--- start Supplied records ---

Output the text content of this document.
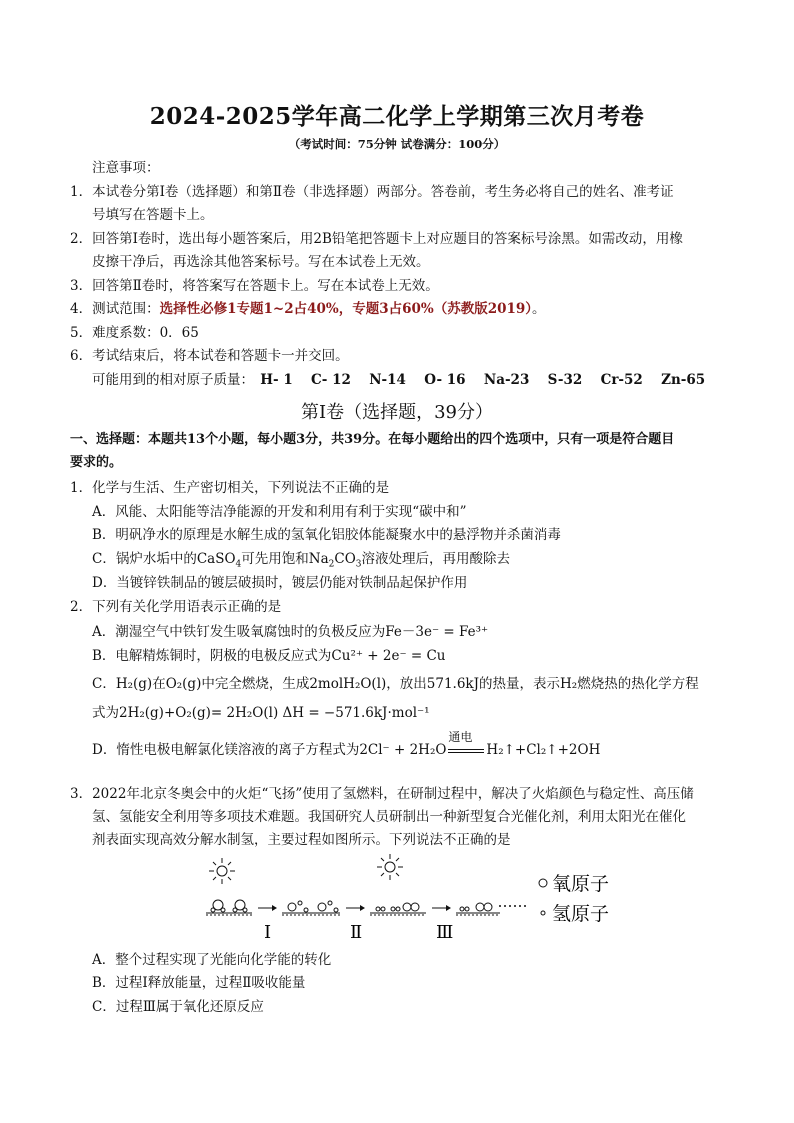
2024-2025学年高二化学上学期第三次月考卷
（考试时间：75分钟 试卷满分：100分）
注意事项：
1．本试卷分第Ⅰ卷（选择题）和第Ⅱ卷（非选择题）两部分。答卷前，考生务必将自己的姓名、准考证
号填写在答题卡上。
2．回答第Ⅰ卷时，选出每小题答案后，用2B铅笔把答题卡上对应题目的答案标号涂黑。如需改动，用橡
皮擦干净后，再选涂其他答案标号。写在本试卷上无效。
3．回答第Ⅱ卷时，将答案写在答题卡上。写在本试卷上无效。
4．测试范围：选择性必修1专题1~2占40%，专题3占60%（苏教版2019）。
5．难度系数：0．65
6．考试结束后，将本试卷和答题卡一并交回。
可能用到的相对原子质量： H- 1 C- 12 N-14 O- 16 Na-23 S-32 Cr-52 Zn-65
第Ⅰ卷（选择题，39分）
一、选择题：本题共13个小题，每小题3分，共39分。在每小题给出的四个选项中，只有一项是符合题目
要求的。
1．化学与生活、生产密切相关，下列说法不正确的是
A．风能、太阳能等洁净能源的开发和利用有利于实现“碳中和”
B．明矾净水的原理是水解生成的氢氧化铝胶体能凝聚水中的悬浮物并杀菌消毒
C．锅炉水垢中的CaSO$_4$可先用饱和$Na_2CO_3$溶液处理后，再用酸除去
D．当镀锌铁制品的镀层破损时，镀层仍能对铁制品起保护作用
2．下列有关化学用语表示正确的是
A．潮湿空气中铁钉发生吸氧腐蚀时的负极反应为Fe－3e⁻ = Fe³⁺
B．电解精炼铜时，阴极的电极反应式为Cu²⁺ + 2e⁻ = Cu
C．H₂(g)在O₂(g)中完全燃烧，生成2molH₂O(l)，放出571.6kJ的热量，表示H₂燃烧热的热化学方程
式为2H₂(g)+O₂(g)= 2H₂O(l) ΔH = −571.6kJ·mol⁻¹
D．惰性电极电解氯化镁溶液的离子方程式为2Cl⁻ + 2H₂O
通电
H₂↑+Cl₂↑+2OH
3．2022年北京冬奥会中的火炬“飞扬”使用了氢燃料，在研制过程中，解决了火焰颜色与稳定性、高压储
氢、氢能安全利用等多项技术难题。我国研究人员研制出一种新型复合光催化剂，利用太阳光在催化
剂表面实现高效分解水制氢，主要过程如图所示。下列说法不正确的是
Ⅰ	Ⅱ	Ⅲ
氧原子
氢原子
A．整个过程实现了光能向化学能的转化
B．过程Ⅰ释放能量，过程Ⅱ吸收能量
C．过程Ⅲ属于氧化还原反应
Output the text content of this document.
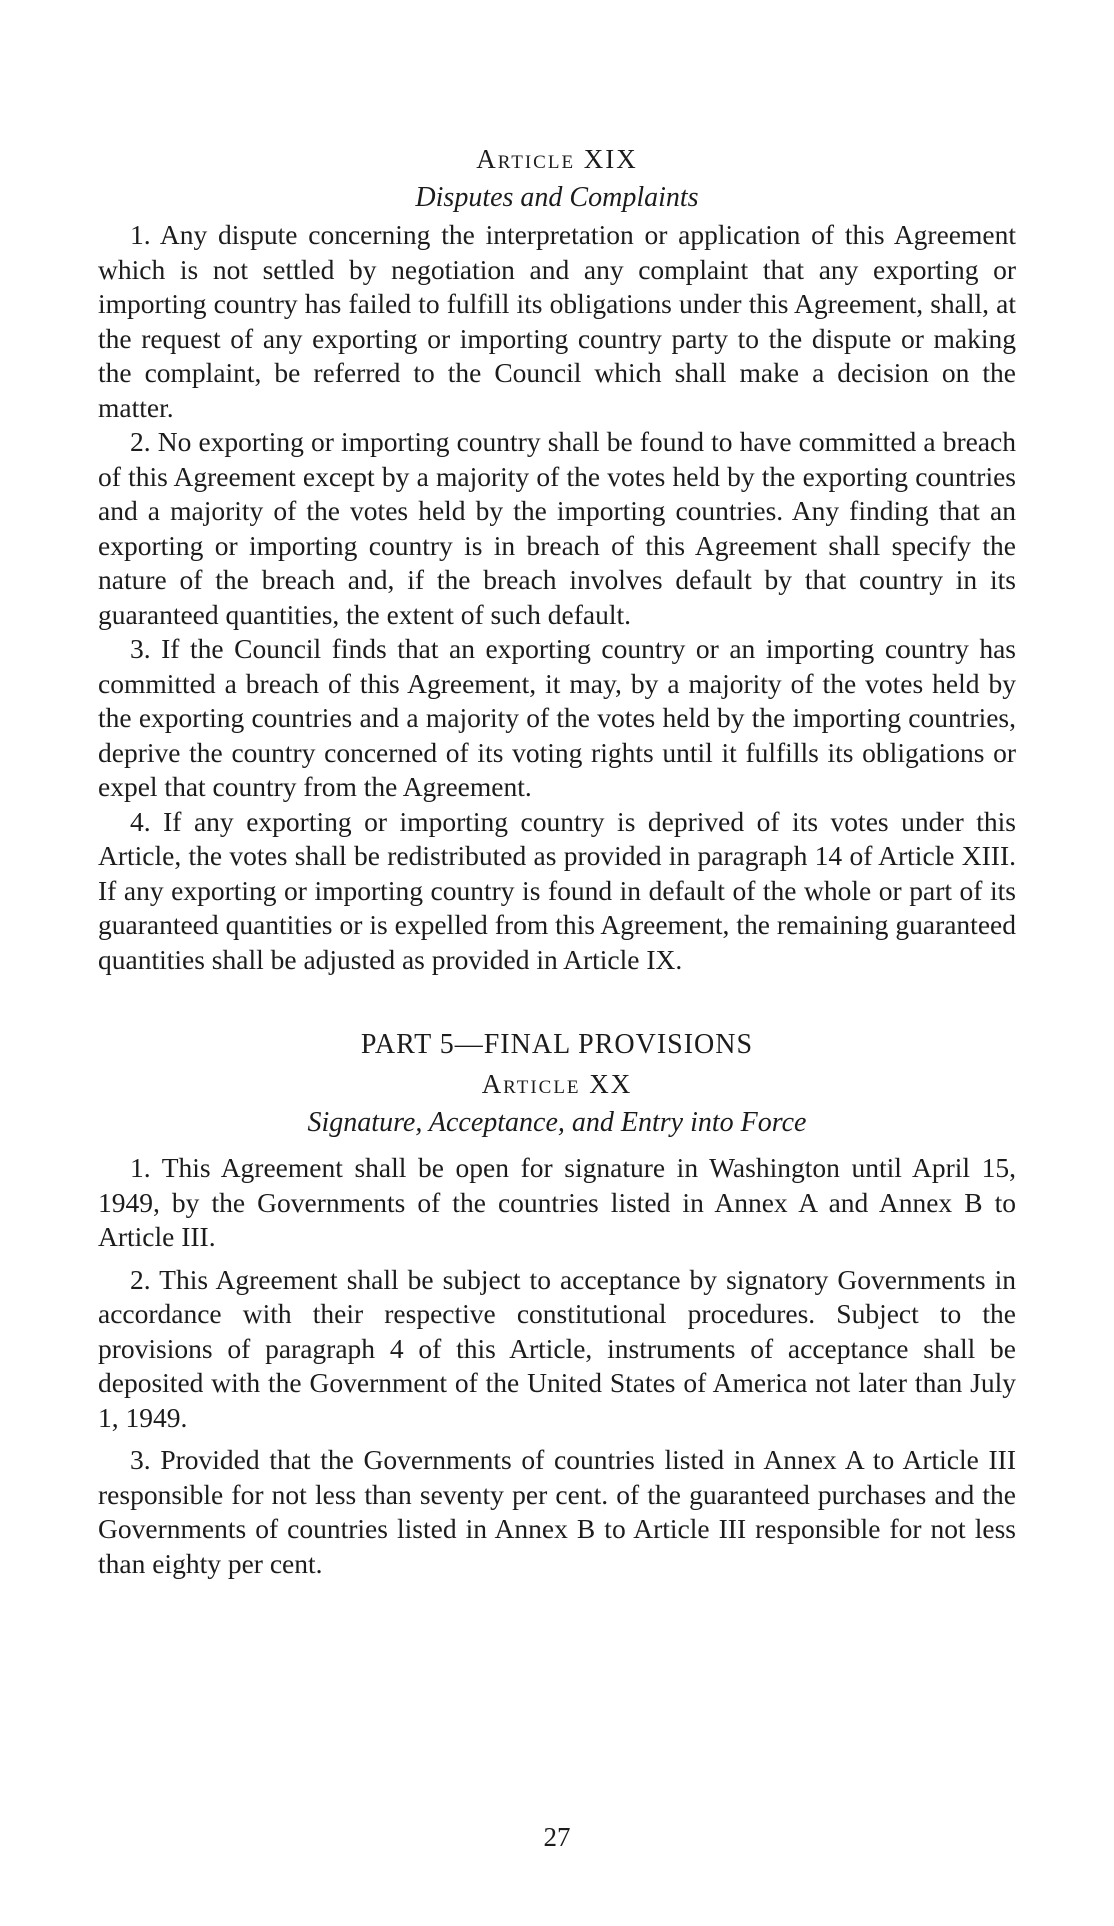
Article XIX
Disputes and Complaints

1. Any dispute concerning the interpretation or application of this Agreement which is not settled by negotiation and any complaint that any exporting or importing country has failed to fulfill its obligations under this Agreement, shall, at the request of any exporting or importing country party to the dispute or making the complaint, be referred to the Council which shall make a decision on the matter.

2. No exporting or importing country shall be found to have committed a breach of this Agreement except by a majority of the votes held by the exporting countries and a majority of the votes held by the importing countries. Any finding that an exporting or importing country is in breach of this Agreement shall specify the nature of the breach and, if the breach involves default by that country in its guaranteed quantities, the extent of such default.

3. If the Council finds that an exporting country or an importing country has committed a breach of this Agreement, it may, by a majority of the votes held by the exporting countries and a majority of the votes held by the importing countries, deprive the country concerned of its voting rights until it fulfills its obligations or expel that country from the Agreement.

4. If any exporting or importing country is deprived of its votes under this Article, the votes shall be redistributed as provided in paragraph 14 of Article XIII. If any exporting or importing country is found in default of the whole or part of its guaranteed quantities or is expelled from this Agreement, the remaining guaranteed quantities shall be adjusted as provided in Article IX.

PART 5—FINAL PROVISIONS
Article XX
Signature, Acceptance, and Entry into Force

1. This Agreement shall be open for signature in Washington until April 15, 1949, by the Governments of the countries listed in Annex A and Annex B to Article III.

2. This Agreement shall be subject to acceptance by signatory Governments in accordance with their respective constitutional procedures. Subject to the provisions of paragraph 4 of this Article, instruments of acceptance shall be deposited with the Government of the United States of America not later than July 1, 1949.

3. Provided that the Governments of countries listed in Annex A to Article III responsible for not less than seventy per cent. of the guaranteed purchases and the Governments of countries listed in Annex B to Article III responsible for not less than eighty per cent.

27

--- end Supplied records ---

Write out the data precisely as given, excluding the pictures.

Solution to this task:
Output the text content of this document.
2024-2025学年高二化学上学期第三次月考卷
（考试时间：75分钟 试卷满分：100分）
注意事项：
1．本试卷分第Ⅰ卷（选择题）和第Ⅱ卷（非选择题）两部分。答卷前，考生务必将自己的姓名、准考证
号填写在答题卡上。
2．回答第Ⅰ卷时，选出每小题答案后，用2B铅笔把答题卡上对应题目的答案标号涂黑。如需改动，用橡
皮擦干净后，再选涂其他答案标号。写在本试卷上无效。
3．回答第Ⅱ卷时，将答案写在答题卡上。写在本试卷上无效。
4．测试范围：选择性必修1专题1~2占40%，专题3占60%（苏教版2019）。
5．难度系数：0．65
6．考试结束后，将本试卷和答题卡一并交回。
可能用到的相对原子质量： H- 1 C- 12 N-14 O- 16 Na-23 S-32 Cr-52 Zn-65
第Ⅰ卷（选择题，39分）
一、选择题：本题共13个小题，每小题3分，共39分。在每小题给出的四个选项中，只有一项是符合题目
要求的。
1．化学与生活、生产密切相关，下列说法不正确的是
A．风能、太阳能等洁净能源的开发和利用有利于实现“碳中和”
B．明矾净水的原理是水解生成的氢氧化铝胶体能凝聚水中的悬浮物并杀菌消毒
C．锅炉水垢中的CaSO$_4$可先用饱和$Na_2CO_3$溶液处理后，再用酸除去
D．当镀锌铁制品的镀层破损时，镀层仍能对铁制品起保护作用
2．下列有关化学用语表示正确的是
A．潮湿空气中铁钉发生吸氧腐蚀时的负极反应为Fe－3e⁻ = Fe³⁺
B．电解精炼铜时，阴极的电极反应式为Cu²⁺ + 2e⁻ = Cu
C．H₂(g)在O₂(g)中完全燃烧，生成2molH₂O(l)，放出571.6kJ的热量，表示H₂燃烧热的热化学方程
式为2H₂(g)+O₂(g)= 2H₂O(l) ΔH = −571.6kJ·mol⁻¹
D．惰性电极电解氯化镁溶液的离子方程式为2Cl⁻ + 2H₂O
通电
H₂↑+Cl₂↑+2OH
3．2022年北京冬奥会中的火炬“飞扬”使用了氢燃料，在研制过程中，解决了火焰颜色与稳定性、高压储
氢、氢能安全利用等多项技术难题。我国研究人员研制出一种新型复合光催化剂，利用太阳光在催化
剂表面实现高效分解水制氢，主要过程如图所示。下列说法不正确的是
Ⅰ	Ⅱ	Ⅲ
氧原子
氢原子
A．整个过程实现了光能向化学能的转化
B．过程Ⅰ释放能量，过程Ⅱ吸收能量
C．过程Ⅲ属于氧化还原反应
Output the text content of this document.
Article XIX
Disputes and Complaints

1. Any dispute concerning the interpretation or application of this Agreement which is not settled by negotiation and any complaint that any exporting or importing country has failed to fulfill its obligations under this Agreement, shall, at the request of any exporting or importing country party to the dispute or making the complaint, be referred to the Council which shall make a decision on the matter.

2. No exporting or importing country shall be found to have committed a breach of this Agreement except by a majority of the votes held by the exporting countries and a majority of the votes held by the importing countries. Any finding that an exporting or importing country is in breach of this Agreement shall specify the nature of the breach and, if the breach involves default by that country in its guaranteed quantities, the extent of such default.

3. If the Council finds that an exporting country or an importing country has committed a breach of this Agreement, it may, by a majority of the votes held by the exporting countries and a majority of the votes held by the importing countries, deprive the country concerned of its voting rights until it fulfills its obligations or expel that country from the Agreement.

4. If any exporting or importing country is deprived of its votes under this Article, the votes shall be redistributed as provided in paragraph 14 of Article XIII. If any exporting or importing country is found in default of the whole or part of its guaranteed quantities or is expelled from this Agreement, the remaining guaranteed quantities shall be adjusted as provided in Article IX.

PART 5—FINAL PROVISIONS
Article XX
Signature, Acceptance, and Entry into Force

1. This Agreement shall be open for signature in Washington until April 15, 1949, by the Governments of the countries listed in Annex A and Annex B to Article III.

2. This Agreement shall be subject to acceptance by signatory Governments in accordance with their respective constitutional procedures. Subject to the provisions of paragraph 4 of this Article, instruments of acceptance shall be deposited with the Government of the United States of America not later than July 1, 1949.

3. Provided that the Governments of countries listed in Annex A to Article III responsible for not less than seventy per cent. of the guaranteed purchases and the Governments of countries listed in Annex B to Article III responsible for not less than eighty per cent.

27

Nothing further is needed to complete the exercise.